Dataset records of document pages:

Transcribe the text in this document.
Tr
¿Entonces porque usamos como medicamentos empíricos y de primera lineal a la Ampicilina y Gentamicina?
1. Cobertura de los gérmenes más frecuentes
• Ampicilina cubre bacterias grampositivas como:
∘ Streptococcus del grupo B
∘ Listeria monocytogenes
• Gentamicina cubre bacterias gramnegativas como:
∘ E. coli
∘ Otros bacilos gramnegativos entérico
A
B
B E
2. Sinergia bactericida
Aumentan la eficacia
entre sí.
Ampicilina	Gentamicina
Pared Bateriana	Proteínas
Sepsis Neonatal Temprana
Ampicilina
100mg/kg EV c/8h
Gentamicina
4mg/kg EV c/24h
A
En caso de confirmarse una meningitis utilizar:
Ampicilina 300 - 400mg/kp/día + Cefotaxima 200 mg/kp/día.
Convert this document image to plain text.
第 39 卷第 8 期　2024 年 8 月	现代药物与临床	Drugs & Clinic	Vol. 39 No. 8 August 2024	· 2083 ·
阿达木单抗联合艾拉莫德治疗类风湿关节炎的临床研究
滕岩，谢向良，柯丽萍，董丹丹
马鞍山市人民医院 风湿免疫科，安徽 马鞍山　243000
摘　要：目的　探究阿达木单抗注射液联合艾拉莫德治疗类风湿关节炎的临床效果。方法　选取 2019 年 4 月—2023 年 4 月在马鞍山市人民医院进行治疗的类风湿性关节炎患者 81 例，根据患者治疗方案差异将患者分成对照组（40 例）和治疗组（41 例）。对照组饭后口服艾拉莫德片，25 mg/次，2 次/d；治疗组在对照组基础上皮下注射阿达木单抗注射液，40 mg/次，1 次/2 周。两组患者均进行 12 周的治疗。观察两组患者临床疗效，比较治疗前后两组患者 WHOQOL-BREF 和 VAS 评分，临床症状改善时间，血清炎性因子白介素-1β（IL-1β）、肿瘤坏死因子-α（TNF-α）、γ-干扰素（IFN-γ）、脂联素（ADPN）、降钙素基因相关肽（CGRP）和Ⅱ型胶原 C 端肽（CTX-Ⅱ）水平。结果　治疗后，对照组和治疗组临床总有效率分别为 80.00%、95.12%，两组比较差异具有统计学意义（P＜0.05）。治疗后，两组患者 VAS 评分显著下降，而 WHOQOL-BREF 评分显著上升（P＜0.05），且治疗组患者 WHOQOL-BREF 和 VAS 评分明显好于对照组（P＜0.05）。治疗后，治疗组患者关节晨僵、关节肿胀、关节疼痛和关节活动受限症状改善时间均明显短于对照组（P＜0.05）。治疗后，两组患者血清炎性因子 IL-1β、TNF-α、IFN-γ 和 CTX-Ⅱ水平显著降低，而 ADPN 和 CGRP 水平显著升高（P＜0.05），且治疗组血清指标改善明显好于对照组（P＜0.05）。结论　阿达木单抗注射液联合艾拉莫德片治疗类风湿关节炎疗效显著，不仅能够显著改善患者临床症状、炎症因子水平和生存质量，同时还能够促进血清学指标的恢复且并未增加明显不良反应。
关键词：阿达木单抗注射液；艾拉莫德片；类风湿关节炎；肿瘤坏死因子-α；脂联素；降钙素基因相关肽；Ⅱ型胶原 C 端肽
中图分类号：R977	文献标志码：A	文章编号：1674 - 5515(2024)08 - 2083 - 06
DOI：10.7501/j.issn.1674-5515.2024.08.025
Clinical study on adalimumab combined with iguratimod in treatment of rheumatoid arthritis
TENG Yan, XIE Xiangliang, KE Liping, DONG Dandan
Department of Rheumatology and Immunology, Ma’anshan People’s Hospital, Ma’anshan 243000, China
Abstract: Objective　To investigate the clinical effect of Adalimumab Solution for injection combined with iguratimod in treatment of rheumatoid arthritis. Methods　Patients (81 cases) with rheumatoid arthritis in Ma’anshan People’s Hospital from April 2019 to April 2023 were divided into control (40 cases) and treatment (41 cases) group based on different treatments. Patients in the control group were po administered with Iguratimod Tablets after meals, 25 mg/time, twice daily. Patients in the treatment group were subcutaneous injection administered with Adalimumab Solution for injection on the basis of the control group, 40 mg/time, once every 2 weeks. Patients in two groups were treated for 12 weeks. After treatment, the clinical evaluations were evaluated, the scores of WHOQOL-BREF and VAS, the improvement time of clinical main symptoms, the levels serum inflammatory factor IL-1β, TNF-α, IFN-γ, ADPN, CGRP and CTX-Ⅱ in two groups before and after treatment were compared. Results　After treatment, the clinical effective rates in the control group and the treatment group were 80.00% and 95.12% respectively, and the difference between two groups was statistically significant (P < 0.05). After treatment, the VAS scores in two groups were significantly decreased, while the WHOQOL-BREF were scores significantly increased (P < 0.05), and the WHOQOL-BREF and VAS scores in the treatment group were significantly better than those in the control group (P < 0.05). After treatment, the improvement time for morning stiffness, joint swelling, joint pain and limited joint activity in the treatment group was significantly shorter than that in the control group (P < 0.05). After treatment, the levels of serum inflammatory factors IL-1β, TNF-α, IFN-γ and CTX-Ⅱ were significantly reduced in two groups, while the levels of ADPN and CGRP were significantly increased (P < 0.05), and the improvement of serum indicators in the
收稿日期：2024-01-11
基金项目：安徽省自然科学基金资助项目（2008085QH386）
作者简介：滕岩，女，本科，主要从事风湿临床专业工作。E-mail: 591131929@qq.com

EXERCISE INSTRUCTIONS: Among the lines above, find those carrying the word "como" and copy them out.

RESULT OF THE EXERCISE:
¿Entonces porque usamos como medicamentos empíricos y de primera lineal a la Ampicilina y Gentamicina?
• Ampicilina cubre bacterias grampositivas como:
• Gentamicina cubre bacterias gramnegativas como:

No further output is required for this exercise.